Prompt> Show all lines that include the string "phone"; copy each one.

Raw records
▼

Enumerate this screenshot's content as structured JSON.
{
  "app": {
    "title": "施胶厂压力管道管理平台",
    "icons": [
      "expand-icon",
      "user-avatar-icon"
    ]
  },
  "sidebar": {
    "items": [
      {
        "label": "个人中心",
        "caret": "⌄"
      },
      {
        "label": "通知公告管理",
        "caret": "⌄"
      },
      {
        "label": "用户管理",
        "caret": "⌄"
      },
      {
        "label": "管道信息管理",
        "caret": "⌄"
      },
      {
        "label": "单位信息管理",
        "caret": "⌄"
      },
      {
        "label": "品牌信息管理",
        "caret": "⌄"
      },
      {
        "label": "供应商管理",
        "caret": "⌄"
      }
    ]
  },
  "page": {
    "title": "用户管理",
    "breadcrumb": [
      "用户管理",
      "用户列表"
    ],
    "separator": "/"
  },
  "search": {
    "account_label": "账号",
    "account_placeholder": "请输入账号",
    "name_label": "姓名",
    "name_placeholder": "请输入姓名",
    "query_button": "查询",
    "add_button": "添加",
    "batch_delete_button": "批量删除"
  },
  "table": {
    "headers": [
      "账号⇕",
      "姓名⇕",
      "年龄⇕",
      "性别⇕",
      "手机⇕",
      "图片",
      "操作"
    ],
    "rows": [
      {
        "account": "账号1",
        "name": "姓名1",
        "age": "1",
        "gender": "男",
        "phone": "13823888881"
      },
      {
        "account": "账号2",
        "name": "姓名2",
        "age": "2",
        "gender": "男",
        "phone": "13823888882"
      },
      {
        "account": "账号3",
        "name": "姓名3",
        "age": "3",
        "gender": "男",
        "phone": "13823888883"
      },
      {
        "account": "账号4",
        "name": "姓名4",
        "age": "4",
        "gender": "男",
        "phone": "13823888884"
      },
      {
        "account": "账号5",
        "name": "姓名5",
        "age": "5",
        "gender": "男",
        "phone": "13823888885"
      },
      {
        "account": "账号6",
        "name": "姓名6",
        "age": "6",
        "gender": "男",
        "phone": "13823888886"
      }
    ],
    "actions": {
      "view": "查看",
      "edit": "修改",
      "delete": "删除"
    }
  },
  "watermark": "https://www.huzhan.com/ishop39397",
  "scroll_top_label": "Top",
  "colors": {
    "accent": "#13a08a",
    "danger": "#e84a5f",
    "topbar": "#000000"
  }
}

▲

Written response>
        "phone": "13823888881"
        "phone": "13823888882"
        "phone": "13823888883"
        "phone": "13823888884"
        "phone": "13823888885"
        "phone": "13823888886"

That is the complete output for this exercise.